··· Excerpted data

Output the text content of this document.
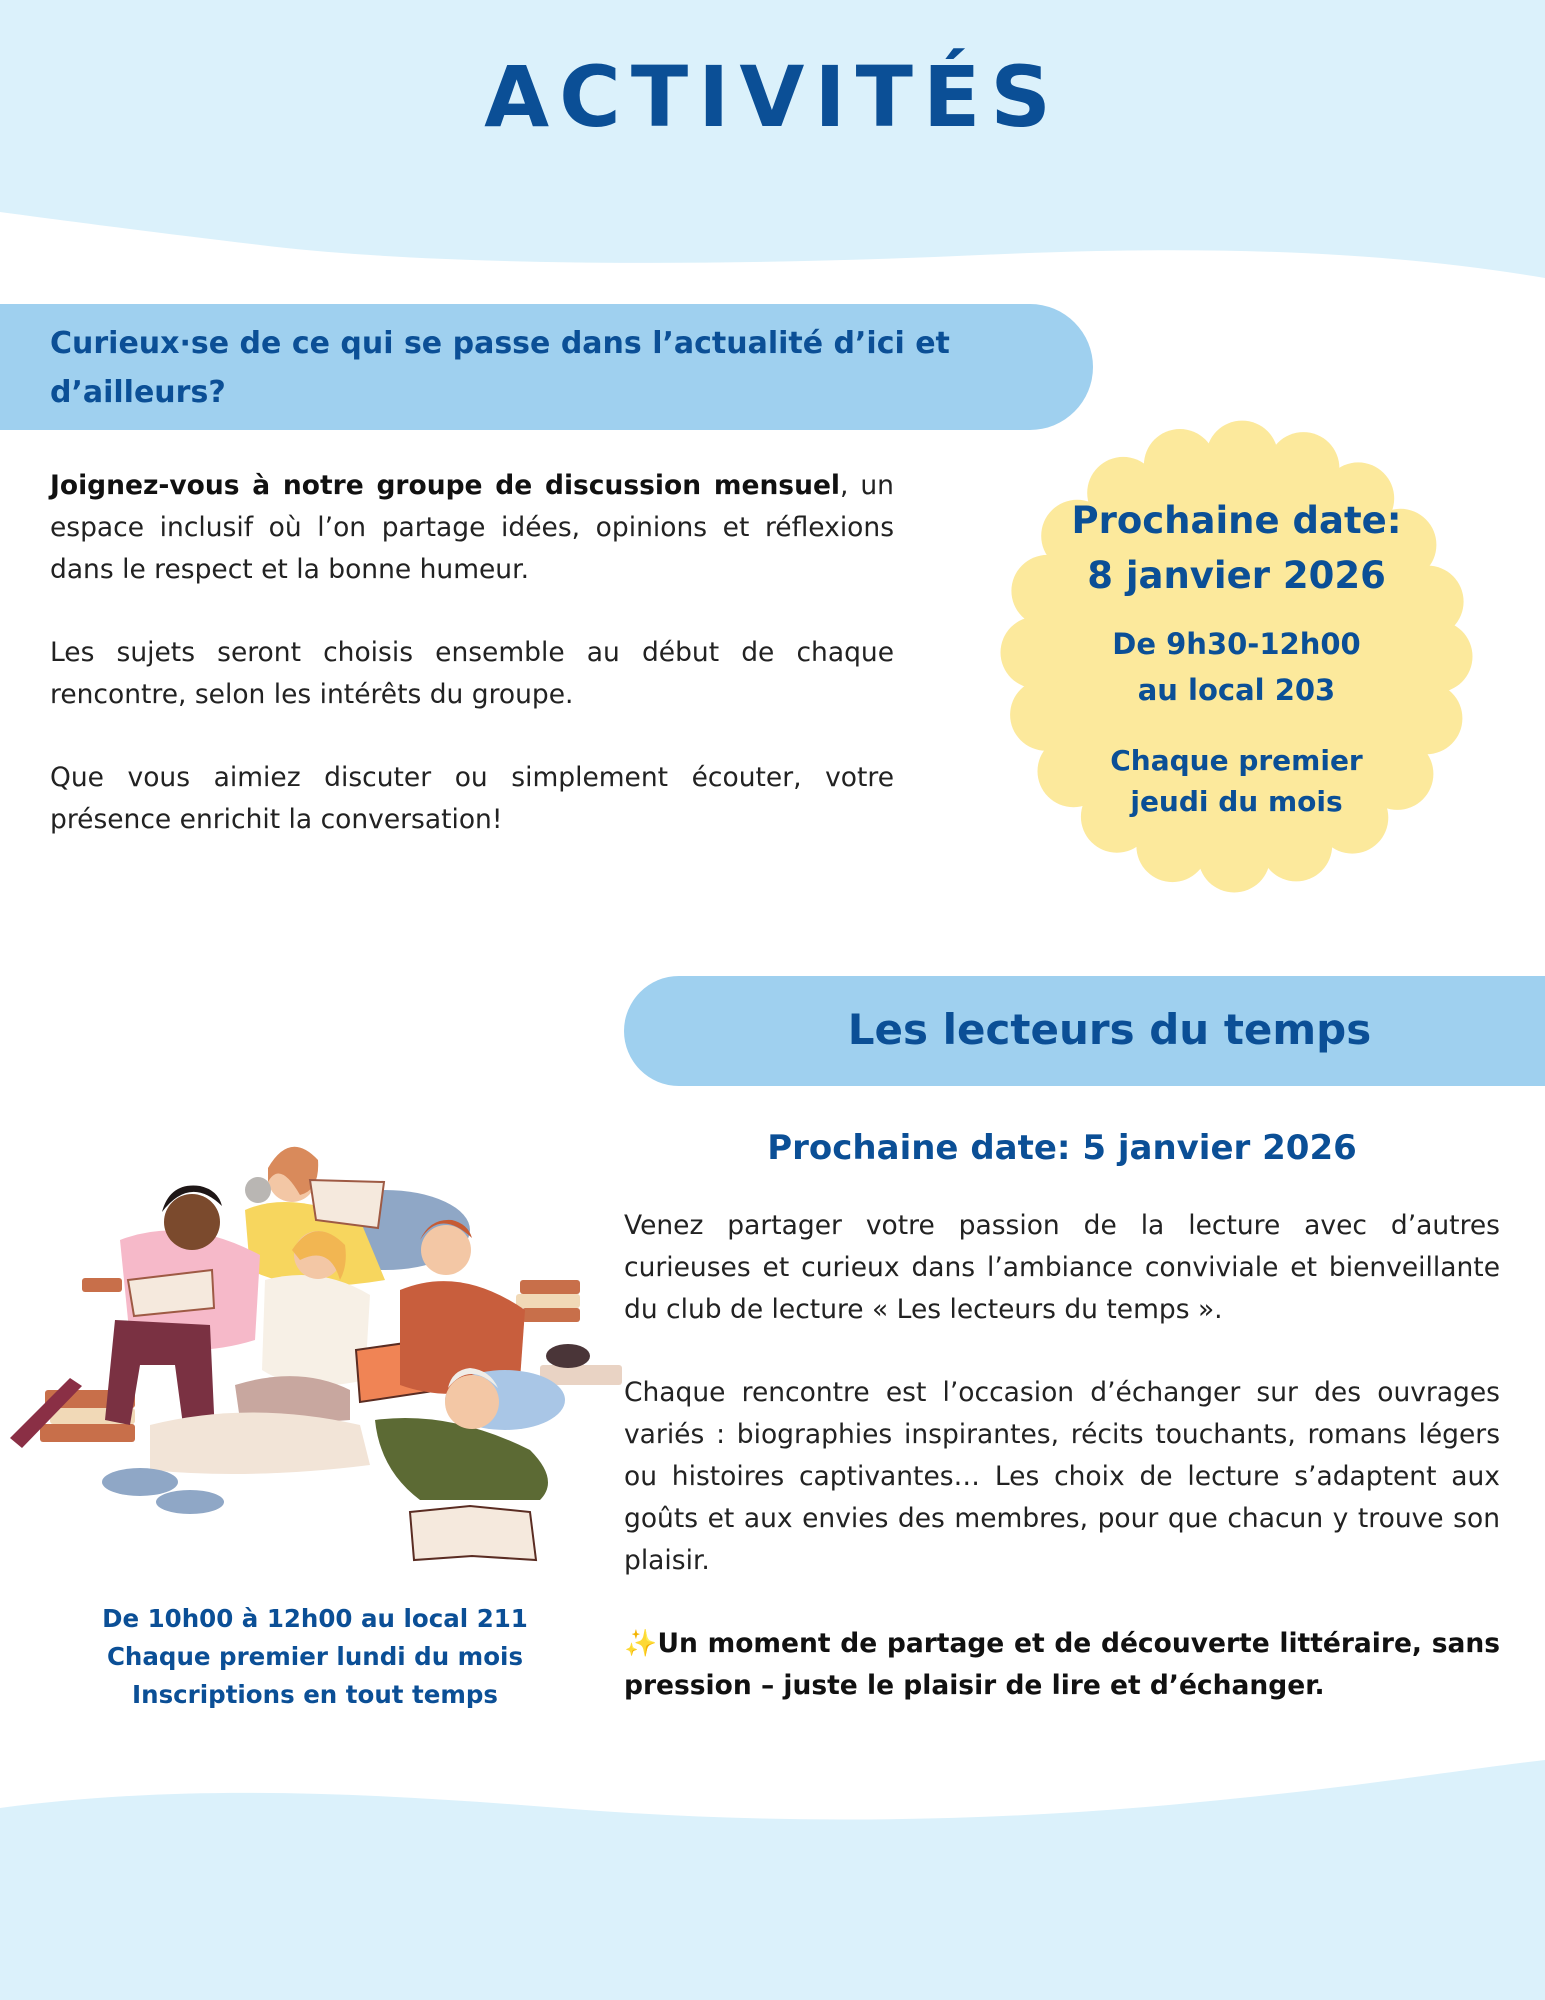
ACTIVITÉS
Curieux·se de ce qui se passe dans l’actualité d’ici et d’ailleurs?

Joignez-vous à notre groupe de discussion mensuel, un espace inclusif où l’on partage idées, opinions et réflexions dans le respect et la bonne humeur.

Les sujets seront choisis ensemble au début de chaque rencontre, selon les intérêts du groupe.

Que vous aimiez discuter ou simplement écouter, votre présence enrichit la conversation!

Prochaine date:
8 janvier 2026
De 9h30-12h00
au local 203
Chaque premier
jeudi du mois
Les lecteurs du temps

Prochaine date: 5 janvier 2026

Venez partager votre passion de la lecture avec d’autres curieuses et curieux dans l’ambiance conviviale et bienveillante du club de lecture « Les lecteurs du temps ».

Chaque rencontre est l’occasion d’échanger sur des ouvrages variés : biographies inspirantes, récits touchants, romans légers ou histoires captivantes… Les choix de lecture s’adaptent aux goûts et aux envies des membres, pour que chacun y trouve son plaisir.

✨Un moment de partage et de découverte littéraire, sans pression – juste le plaisir de lire et d’échanger.

De 10h00 à 12h00 au local 211
Chaque premier lundi du mois
Inscriptions en tout temps
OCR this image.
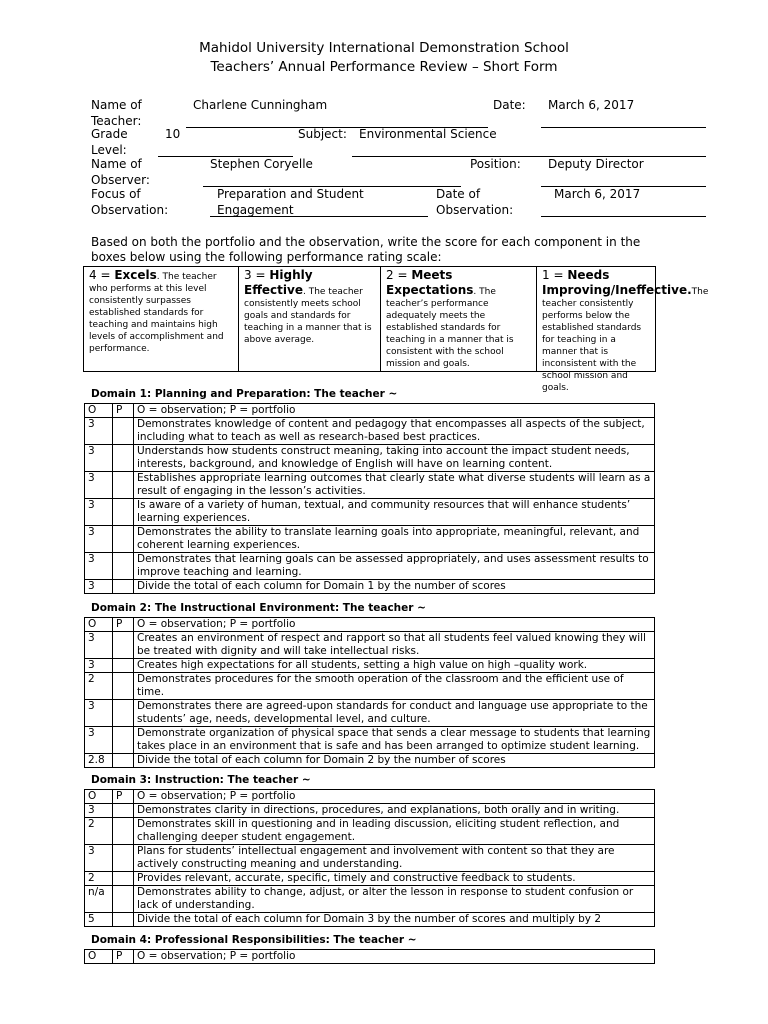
Mahidol University International Demonstration School
Teachers’ Annual Performance Review – Short Form
Name of
Teacher:
Charlene Cunningham	Date: March 6, 2017
Grade
Level:
10	Subject: Environmental Science
Name of
Observer:
Stephen Coryelle	Position: Deputy Director
Focus of
Observation:
Preparation and Student
Engagement
Date of
Observation:
March 6, 2017
Based on both the portfolio and the observation, write the score for each component in the boxes below using the following performance rating scale:
4 = Excels. The teacher who performs at this level consistently surpasses established standards for teaching and maintains high levels of accomplishment and performance.
3 = Highly Effective. The teacher consistently meets school goals and standards for teaching in a manner that is above average.
2 = Meets Expectations. The teacher’s performance adequately meets the established standards for teaching in a manner that is consistent with the school mission and goals.
1 = Needs Improving/Ineffective.The teacher consistently performs below the established standards for teaching in a manner that is inconsistent with the school mission and goals.
Domain 1: Planning and Preparation: The teacher ~
O	P	O = observation; P = portfolio
3		Demonstrates knowledge of content and pedagogy that encompasses all aspects of the subject, including what to teach as well as research-based best practices.
3		Understands how students construct meaning, taking into account the impact student needs, interests, background, and knowledge of English will have on learning content.
3		Establishes appropriate learning outcomes that clearly state what diverse students will learn as a result of engaging in the lesson’s activities.
3		Is aware of a variety of human, textual, and community resources that will enhance students’ learning experiences.
3		Demonstrates the ability to translate learning goals into appropriate, meaningful, relevant, and coherent learning experiences.
3		Demonstrates that learning goals can be assessed appropriately, and uses assessment results to improve teaching and learning.
3		Divide the total of each column for Domain 1 by the number of scores
Domain 2: The Instructional Environment: The teacher ~
O	P	O = observation; P = portfolio
3		Creates an environment of respect and rapport so that all students feel valued knowing they will be treated with dignity and will take intellectual risks.
3		Creates high expectations for all students, setting a high value on high –quality work.
2		Demonstrates procedures for the smooth operation of the classroom and the efficient use of time.
3		Demonstrates there are agreed-upon standards for conduct and language use appropriate to the students’ age, needs, developmental level, and culture.
3		Demonstrate organization of physical space that sends a clear message to students that learning takes place in an environment that is safe and has been arranged to optimize student learning.
2.8		Divide the total of each column for Domain 2 by the number of scores
Domain 3: Instruction: The teacher ~
O	P	O = observation; P = portfolio
3		Demonstrates clarity in directions, procedures, and explanations, both orally and in writing.
2		Demonstrates skill in questioning and in leading discussion, eliciting student reflection, and challenging deeper student engagement.
3		Plans for students’ intellectual engagement and involvement with content so that they are actively constructing meaning and understanding.
2		Provides relevant, accurate, specific, timely and constructive feedback to students.
n/a		Demonstrates ability to change, adjust, or alter the lesson in response to student confusion or lack of understanding.
5		Divide the total of each column for Domain 3 by the number of scores and multiply by 2
Domain 4: Professional Responsibilities: The teacher ~
O	P	O = observation; P = portfolio
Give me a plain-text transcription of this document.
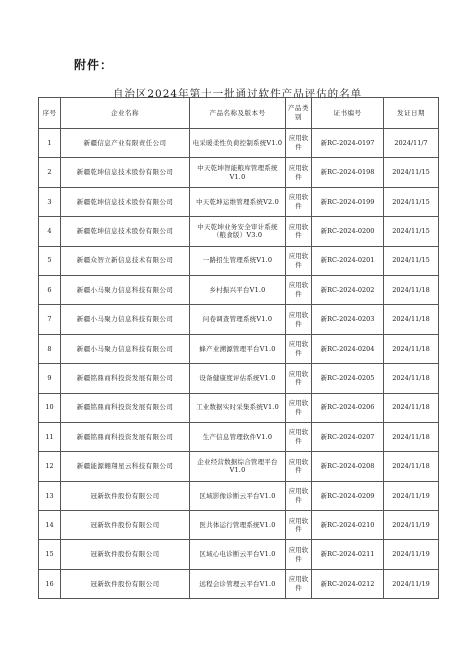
附件：
自治区2024年第十一批通过软件产品评估的名单
序号	企业名称	产品名称及版本号	产品类别	证书编号	发证日期
1	新疆信息产业有限责任公司	电采暖柔性负荷控制系统V1.0	应用软件	新RC-2024-0197	2024/11/7
2	新疆乾坤信息技术股份有限公司	中天乾坤智能粮库管理系统V1.0	应用软件	新RC-2024-0198	2024/11/15
3	新疆乾坤信息技术股份有限公司	中天乾坤运维管理系统V2.0	应用软件	新RC-2024-0199	2024/11/15
4	新疆乾坤信息技术股份有限公司	中天乾坤业务安全审计系统（粮食版）V3.0	应用软件	新RC-2024-0200	2024/11/15
5	新疆众智立新信息技术有限公司	一路招生管理系统V1.0	应用软件	新RC-2024-0201	2024/11/15
6	新疆小马聚力信息科技有限公司	乡村振兴平台V1.0	应用软件	新RC-2024-0202	2024/11/18
7	新疆小马聚力信息科技有限公司	问卷调查管理系统V1.0	应用软件	新RC-2024-0203	2024/11/18
8	新疆小马聚力信息科技有限公司	蜂产业溯源管理平台V1.0	应用软件	新RC-2024-0204	2024/11/18
9	新疆铭鼎商科投资发展有限公司	设备健康度评估系统V1.0	应用软件	新RC-2024-0205	2024/11/18
10	新疆铭鼎商科投资发展有限公司	工业数据实时采集系统V1.0	应用软件	新RC-2024-0206	2024/11/18
11	新疆铭鼎商科投资发展有限公司	生产信息管理软件V1.0	应用软件	新RC-2024-0207	2024/11/18
12	新疆能源翱翔星云科技有限公司	企业经营数据综合管理平台V1.0	应用软件	新RC-2024-0208	2024/11/18
13	冠新软件股份有限公司	区域影像诊断云平台V1.0	应用软件	新RC-2024-0209	2024/11/19
14	冠新软件股份有限公司	医共体运行管理系统V1.0	应用软件	新RC-2024-0210	2024/11/19
15	冠新软件股份有限公司	区域心电诊断云平台V1.0	应用软件	新RC-2024-0211	2024/11/19
16	冠新软件股份有限公司	远程会诊管理云平台V1.0	应用软件	新RC-2024-0212	2024/11/19
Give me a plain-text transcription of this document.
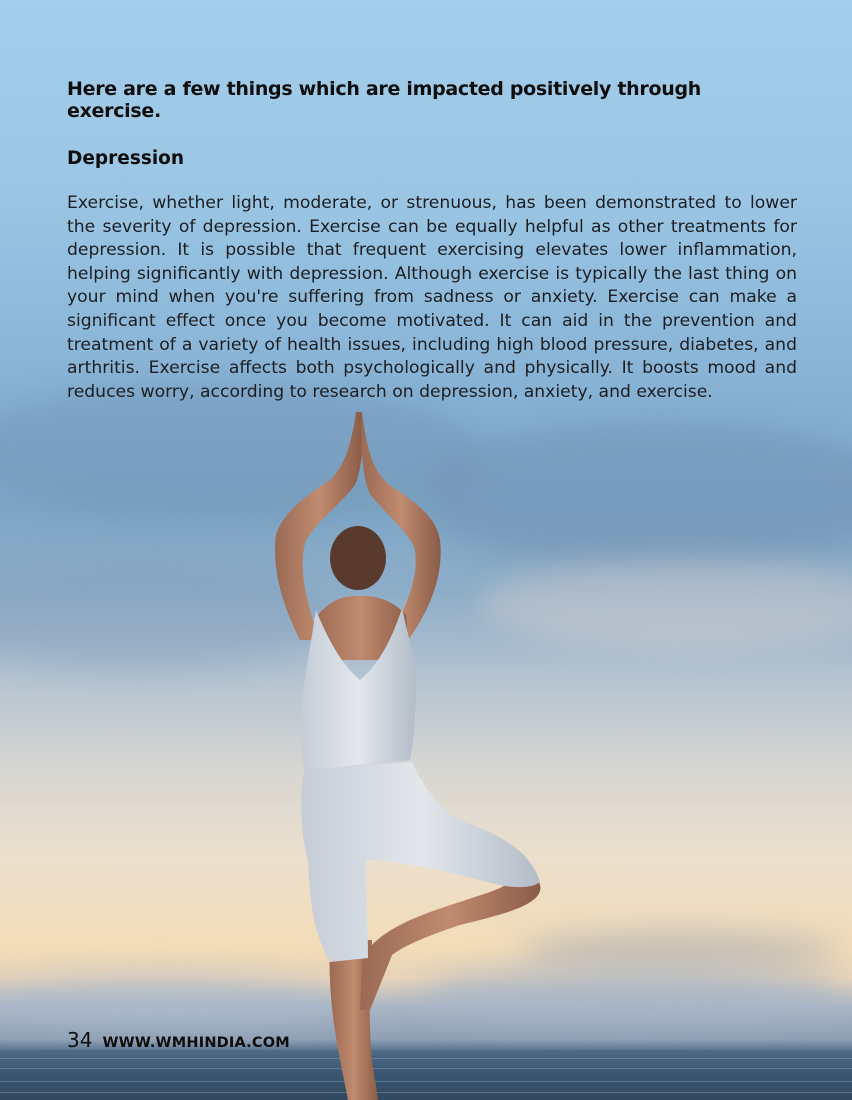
Here are a few things which are impacted positively through exercise.

Depression

Exercise, whether light, moderate, or strenuous, has been demonstrated to lower the severity of depression. Exercise can be equally helpful as other treatments for depression. It is possible that frequent exercising elevates lower inflammation, helping significantly with depression. Although exercise is typically the last thing on your mind when you're suffering from sadness or anxiety. Exercise can make a significant effect once you become motivated. It can aid in the prevention and treatment of a variety of health issues, including high blood pressure, diabetes, and arthritis. Exercise affects both psychologically and physically. It boosts mood and reduces worry, according to research on depression, anxiety, and exercise.

34 WWW.WMHINDIA.COM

······

**Aim:**
Exclude the pictures and transcribe all of the entries exactly.

**Exercise answer:**
Output the text content of this document.
ACTIVITÉS
Curieux·se de ce qui se passe dans l’actualité d’ici et d’ailleurs?

Joignez-vous à notre groupe de discussion mensuel, un espace inclusif où l’on partage idées, opinions et réflexions dans le respect et la bonne humeur.

Les sujets seront choisis ensemble au début de chaque rencontre, selon les intérêts du groupe.

Que vous aimiez discuter ou simplement écouter, votre présence enrichit la conversation!

Prochaine date:
8 janvier 2026
De 9h30-12h00
au local 203
Chaque premier
jeudi du mois
Les lecteurs du temps

Prochaine date: 5 janvier 2026

Venez partager votre passion de la lecture avec d’autres curieuses et curieux dans l’ambiance conviviale et bienveillante du club de lecture « Les lecteurs du temps ».

Chaque rencontre est l’occasion d’échanger sur des ouvrages variés : biographies inspirantes, récits touchants, romans légers ou histoires captivantes… Les choix de lecture s’adaptent aux goûts et aux envies des membres, pour que chacun y trouve son plaisir.

✨Un moment de partage et de découverte littéraire, sans pression – juste le plaisir de lire et d’échanger.

De 10h00 à 12h00 au local 211
Chaque premier lundi du mois
Inscriptions en tout temps
OCR this image.
Mahidol University International Demonstration School
Teachers’ Annual Performance Review – Short Form
Name of
Teacher:
Charlene Cunningham	Date: March 6, 2017
Grade
Level:
10	Subject: Environmental Science
Name of
Observer:
Stephen Coryelle	Position: Deputy Director
Focus of
Observation:
Preparation and Student
Engagement
Date of
Observation:
March 6, 2017
Based on both the portfolio and the observation, write the score for each component in the boxes below using the following performance rating scale:
4 = Excels. The teacher who performs at this level consistently surpasses established standards for teaching and maintains high levels of accomplishment and performance.
3 = Highly Effective. The teacher consistently meets school goals and standards for teaching in a manner that is above average.
2 = Meets Expectations. The teacher’s performance adequately meets the established standards for teaching in a manner that is consistent with the school mission and goals.
1 = Needs Improving/Ineffective.The teacher consistently performs below the established standards for teaching in a manner that is inconsistent with the school mission and goals.
Domain 1: Planning and Preparation: The teacher ~
O	P	O = observation; P = portfolio
3		Demonstrates knowledge of content and pedagogy that encompasses all aspects of the subject, including what to teach as well as research-based best practices.
3		Understands how students construct meaning, taking into account the impact student needs, interests, background, and knowledge of English will have on learning content.
3		Establishes appropriate learning outcomes that clearly state what diverse students will learn as a result of engaging in the lesson’s activities.
3		Is aware of a variety of human, textual, and community resources that will enhance students’ learning experiences.
3		Demonstrates the ability to translate learning goals into appropriate, meaningful, relevant, and coherent learning experiences.
3		Demonstrates that learning goals can be assessed appropriately, and uses assessment results to improve teaching and learning.
3		Divide the total of each column for Domain 1 by the number of scores
Domain 2: The Instructional Environment: The teacher ~
O	P	O = observation; P = portfolio
3		Creates an environment of respect and rapport so that all students feel valued knowing they will be treated with dignity and will take intellectual risks.
3		Creates high expectations for all students, setting a high value on high –quality work.
2		Demonstrates procedures for the smooth operation of the classroom and the efficient use of time.
3		Demonstrates there are agreed-upon standards for conduct and language use appropriate to the students’ age, needs, developmental level, and culture.
3		Demonstrate organization of physical space that sends a clear message to students that learning takes place in an environment that is safe and has been arranged to optimize student learning.
2.8		Divide the total of each column for Domain 2 by the number of scores
Domain 3: Instruction: The teacher ~
O	P	O = observation; P = portfolio
3		Demonstrates clarity in directions, procedures, and explanations, both orally and in writing.
2		Demonstrates skill in questioning and in leading discussion, eliciting student reflection, and challenging deeper student engagement.
3		Plans for students’ intellectual engagement and involvement with content so that they are actively constructing meaning and understanding.
2		Provides relevant, accurate, specific, timely and constructive feedback to students.
n/a		Demonstrates ability to change, adjust, or alter the lesson in response to student confusion or lack of understanding.
5		Divide the total of each column for Domain 3 by the number of scores and multiply by 2
Domain 4: Professional Responsibilities: The teacher ~
O	P	O = observation; P = portfolio
Give me a plain-text transcription of this document.
附件：
自治区2024年第十一批通过软件产品评估的名单
序号	企业名称	产品名称及版本号	产品类别	证书编号	发证日期
1	新疆信息产业有限责任公司	电采暖柔性负荷控制系统V1.0	应用软件	新RC-2024-0197	2024/11/7
2	新疆乾坤信息技术股份有限公司	中天乾坤智能粮库管理系统V1.0	应用软件	新RC-2024-0198	2024/11/15
3	新疆乾坤信息技术股份有限公司	中天乾坤运维管理系统V2.0	应用软件	新RC-2024-0199	2024/11/15
4	新疆乾坤信息技术股份有限公司	中天乾坤业务安全审计系统（粮食版）V3.0	应用软件	新RC-2024-0200	2024/11/15
5	新疆众智立新信息技术有限公司	一路招生管理系统V1.0	应用软件	新RC-2024-0201	2024/11/15
6	新疆小马聚力信息科技有限公司	乡村振兴平台V1.0	应用软件	新RC-2024-0202	2024/11/18
7	新疆小马聚力信息科技有限公司	问卷调查管理系统V1.0	应用软件	新RC-2024-0203	2024/11/18
8	新疆小马聚力信息科技有限公司	蜂产业溯源管理平台V1.0	应用软件	新RC-2024-0204	2024/11/18
9	新疆铭鼎商科投资发展有限公司	设备健康度评估系统V1.0	应用软件	新RC-2024-0205	2024/11/18
10	新疆铭鼎商科投资发展有限公司	工业数据实时采集系统V1.0	应用软件	新RC-2024-0206	2024/11/18
11	新疆铭鼎商科投资发展有限公司	生产信息管理软件V1.0	应用软件	新RC-2024-0207	2024/11/18
12	新疆能源翱翔星云科技有限公司	企业经营数据综合管理平台V1.0	应用软件	新RC-2024-0208	2024/11/18
13	冠新软件股份有限公司	区域影像诊断云平台V1.0	应用软件	新RC-2024-0209	2024/11/19
14	冠新软件股份有限公司	医共体运行管理系统V1.0	应用软件	新RC-2024-0210	2024/11/19
15	冠新软件股份有限公司	区域心电诊断云平台V1.0	应用软件	新RC-2024-0211	2024/11/19
16	冠新软件股份有限公司	远程会诊管理云平台V1.0	应用软件	新RC-2024-0212	2024/11/19
Give me a plain-text transcription of this document.
Here are a few things which are impacted positively through exercise.

Depression

Exercise, whether light, moderate, or strenuous, has been demonstrated to lower the severity of depression. Exercise can be equally helpful as other treatments for depression. It is possible that frequent exercising elevates lower inflammation, helping significantly with depression. Although exercise is typically the last thing on your mind when you're suffering from sadness or anxiety. Exercise can make a significant effect once you become motivated. It can aid in the prevention and treatment of a variety of health issues, including high blood pressure, diabetes, and arthritis. Exercise affects both psychologically and physically. It boosts mood and reduces worry, according to research on depression, anxiety, and exercise.

34 WWW.WMHINDIA.COM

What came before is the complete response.